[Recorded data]
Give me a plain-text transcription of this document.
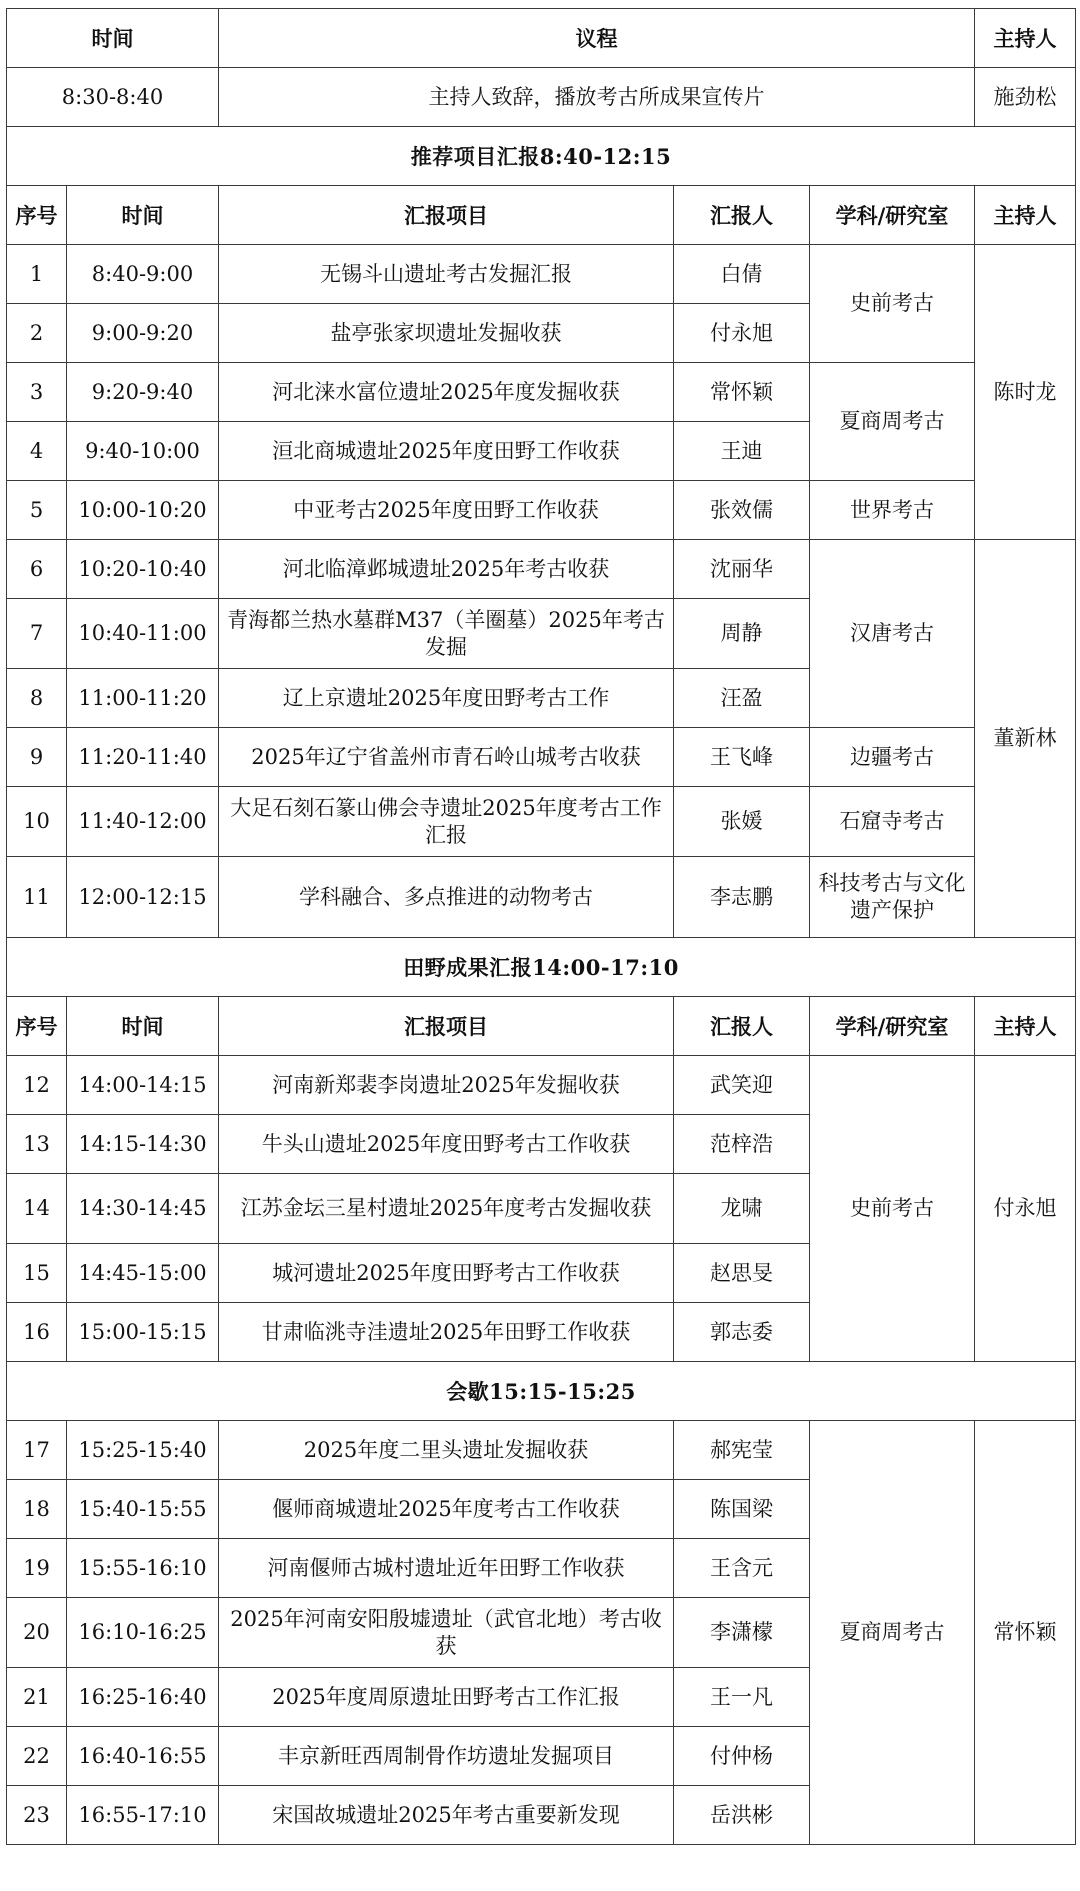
时间		议程			主持人
8:30-8:40		主持人致辞，播放考古所成果宣传片			施劲松
推荐项目汇报8:40-12:15					
序号	时间	汇报项目	汇报人	学科/研究室	主持人
1	8:40-9:00	无锡斗山遗址考古发掘汇报	白倩	史前考古	陈时龙
2	9:00-9:20	盐亭张家坝遗址发掘收获	付永旭		
3	9:20-9:40	河北涞水富位遗址2025年度发掘收获	常怀颖	夏商周考古	
4	9:40-10:00	洹北商城遗址2025年度田野工作收获	王迪		
5	10:00-10:20	中亚考古2025年度田野工作收获	张效儒	世界考古	
6	10:20-10:40	河北临漳邺城遗址2025年考古收获	沈丽华	汉唐考古	董新林
7	10:40-11:00	青海都兰热水墓群M37（羊圈墓）2025年考古发掘	周静		
8	11:00-11:20	辽上京遗址2025年度田野考古工作	汪盈		
9	11:20-11:40	2025年辽宁省盖州市青石岭山城考古收获	王飞峰	边疆考古	
10	11:40-12:00	大足石刻石篆山佛会寺遗址2025年度考古工作汇报	张媛	石窟寺考古	
11	12:00-12:15	学科融合、多点推进的动物考古	李志鹏	科技考古与文化遗产保护	
田野成果汇报14:00-17:10					
序号	时间	汇报项目	汇报人	学科/研究室	主持人
12	14:00-14:15	河南新郑裴李岗遗址2025年发掘收获	武笑迎	史前考古	付永旭
13	14:15-14:30	牛头山遗址2025年度田野考古工作收获	范梓浩		
14	14:30-14:45	江苏金坛三星村遗址2025年度考古发掘收获	龙啸		
15	14:45-15:00	城河遗址2025年度田野考古工作收获	赵思旻		
16	15:00-15:15	甘肃临洮寺洼遗址2025年田野工作收获	郭志委		
会歇15:15-15:25					
17	15:25-15:40	2025年度二里头遗址发掘收获	郝宪莹	夏商周考古	常怀颖
18	15:40-15:55	偃师商城遗址2025年度考古工作收获	陈国梁		
19	15:55-16:10	河南偃师古城村遗址近年田野工作收获	王含元		
20	16:10-16:25	2025年河南安阳殷墟遗址（武官北地）考古收获	李潇檬		
21	16:25-16:40	2025年度周原遗址田野考古工作汇报	王一凡		
22	16:40-16:55	丰京新旺西周制骨作坊遗址发掘项目	付仲杨		
23	16:55-17:10	宋国故城遗址2025年考古重要新发现	岳洪彬		
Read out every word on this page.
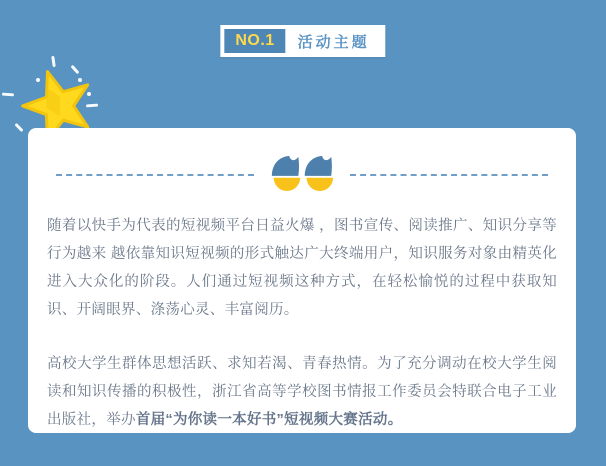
NO.1	活动主题

随着以快手为代表的短视频平台日益火爆 ，图书宣传、阅读推广、知识分享等行为越来 越依靠知识短视频的形式触达广大终端用户，知识服务对象由精英化进入大众化的阶段。人们通过短视频这种方式，在轻松愉悦的过程中获取知识、开阔眼界、涤荡心灵、丰富阅历。

高校大学生群体思想活跃、求知若渴、青春热情。为了充分调动在校大学生阅读和知识传播的积极性，浙江省高等学校图书情报工作委员会特联合电子工业出版社，举办首届“为你读一本好书”短视频大赛活动。
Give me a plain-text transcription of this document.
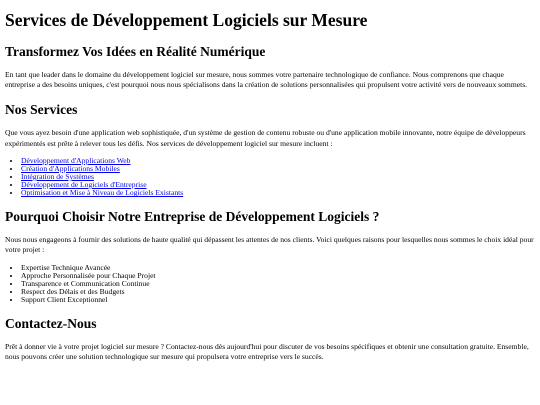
Services de Développement Logiciels sur Mesure
Transformez Vos Idées en Réalité Numérique

En tant que leader dans le domaine du développement logiciel sur mesure, nous sommes votre partenaire technologique de confiance. Nous comprenons que chaque entreprise a des besoins uniques, c'est pourquoi nous nous spécialisons dans la création de solutions personnalisées qui propulsent votre activité vers de nouveaux sommets.

Nos Services

Que vous ayez besoin d'une application web sophistiquée, d'un système de gestion de contenu robuste ou d'une application mobile innovante, notre équipe de développeurs expérimentés est prête à relever tous les défis. Nos services de développement logiciel sur mesure incluent :

• Développement d'Applications Web
• Création d'Applications Mobiles
• Intégration de Systèmes
• Développement de Logiciels d'Entreprise
• Optimisation et Mise à Niveau de Logiciels Existants
Pourquoi Choisir Notre Entreprise de Développement Logiciels ?

Nous nous engageons à fournir des solutions de haute qualité qui dépassent les attentes de nos clients. Voici quelques raisons pour lesquelles nous sommes le choix idéal pour votre projet :

• Expertise Technique Avancée
• Approche Personnalisée pour Chaque Projet
• Transparence et Communication Continue
• Respect des Délais et des Budgets
• Support Client Exceptionnel
Contactez-Nous

Prêt à donner vie à votre projet logiciel sur mesure ? Contactez-nous dès aujourd'hui pour discuter de vos besoins spécifiques et obtenir une consultation gratuite. Ensemble, nous pouvons créer une solution technologique sur mesure qui propulsera votre entreprise vers le succès.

_WHAT THE EXERCISE ASKS_
Take the listing above and print it exactly, apart from the pictures.

_RESPONSE BELOW_
Give me a plain-text transcription of this document.
时间		议程			主持人
8:30-8:40		主持人致辞，播放考古所成果宣传片			施劲松
推荐项目汇报8:40-12:15					
序号	时间	汇报项目	汇报人	学科/研究室	主持人
1	8:40-9:00	无锡斗山遗址考古发掘汇报	白倩	史前考古	陈时龙
2	9:00-9:20	盐亭张家坝遗址发掘收获	付永旭		
3	9:20-9:40	河北涞水富位遗址2025年度发掘收获	常怀颖	夏商周考古	
4	9:40-10:00	洹北商城遗址2025年度田野工作收获	王迪		
5	10:00-10:20	中亚考古2025年度田野工作收获	张效儒	世界考古	
6	10:20-10:40	河北临漳邺城遗址2025年考古收获	沈丽华	汉唐考古	董新林
7	10:40-11:00	青海都兰热水墓群M37（羊圈墓）2025年考古发掘	周静		
8	11:00-11:20	辽上京遗址2025年度田野考古工作	汪盈		
9	11:20-11:40	2025年辽宁省盖州市青石岭山城考古收获	王飞峰	边疆考古	
10	11:40-12:00	大足石刻石篆山佛会寺遗址2025年度考古工作汇报	张媛	石窟寺考古	
11	12:00-12:15	学科融合、多点推进的动物考古	李志鹏	科技考古与文化遗产保护	
田野成果汇报14:00-17:10					
序号	时间	汇报项目	汇报人	学科/研究室	主持人
12	14:00-14:15	河南新郑裴李岗遗址2025年发掘收获	武笑迎	史前考古	付永旭
13	14:15-14:30	牛头山遗址2025年度田野考古工作收获	范梓浩		
14	14:30-14:45	江苏金坛三星村遗址2025年度考古发掘收获	龙啸		
15	14:45-15:00	城河遗址2025年度田野考古工作收获	赵思旻		
16	15:00-15:15	甘肃临洮寺洼遗址2025年田野工作收获	郭志委		
会歇15:15-15:25					
17	15:25-15:40	2025年度二里头遗址发掘收获	郝宪莹	夏商周考古	常怀颖
18	15:40-15:55	偃师商城遗址2025年度考古工作收获	陈国梁		
19	15:55-16:10	河南偃师古城村遗址近年田野工作收获	王含元		
20	16:10-16:25	2025年河南安阳殷墟遗址（武官北地）考古收获	李潇檬		
21	16:25-16:40	2025年度周原遗址田野考古工作汇报	王一凡		
22	16:40-16:55	丰京新旺西周制骨作坊遗址发掘项目	付仲杨		
23	16:55-17:10	宋国故城遗址2025年考古重要新发现	岳洪彬		
Read out every word on this page.
NO.1	活动主题

随着以快手为代表的短视频平台日益火爆 ，图书宣传、阅读推广、知识分享等行为越来 越依靠知识短视频的形式触达广大终端用户，知识服务对象由精英化进入大众化的阶段。人们通过短视频这种方式，在轻松愉悦的过程中获取知识、开阔眼界、涤荡心灵、丰富阅历。

高校大学生群体思想活跃、求知若渴、青春热情。为了充分调动在校大学生阅读和知识传播的积极性，浙江省高等学校图书情报工作委员会特联合电子工业出版社，举办首届“为你读一本好书”短视频大赛活动。
Give me a plain-text transcription of this document.
Services de Développement Logiciels sur Mesure
Transformez Vos Idées en Réalité Numérique

En tant que leader dans le domaine du développement logiciel sur mesure, nous sommes votre partenaire technologique de confiance. Nous comprenons que chaque entreprise a des besoins uniques, c'est pourquoi nous nous spécialisons dans la création de solutions personnalisées qui propulsent votre activité vers de nouveaux sommets.

Nos Services

Que vous ayez besoin d'une application web sophistiquée, d'un système de gestion de contenu robuste ou d'une application mobile innovante, notre équipe de développeurs expérimentés est prête à relever tous les défis. Nos services de développement logiciel sur mesure incluent :

• Développement d'Applications Web
• Création d'Applications Mobiles
• Intégration de Systèmes
• Développement de Logiciels d'Entreprise
• Optimisation et Mise à Niveau de Logiciels Existants
Pourquoi Choisir Notre Entreprise de Développement Logiciels ?

Nous nous engageons à fournir des solutions de haute qualité qui dépassent les attentes de nos clients. Voici quelques raisons pour lesquelles nous sommes le choix idéal pour votre projet :

• Expertise Technique Avancée
• Approche Personnalisée pour Chaque Projet
• Transparence et Communication Continue
• Respect des Délais et des Budgets
• Support Client Exceptionnel
Contactez-Nous

Prêt à donner vie à votre projet logiciel sur mesure ? Contactez-nous dès aujourd'hui pour discuter de vos besoins spécifiques et obtenir une consultation gratuite. Ensemble, nous pouvons créer une solution technologique sur mesure qui propulsera votre entreprise vers le succès.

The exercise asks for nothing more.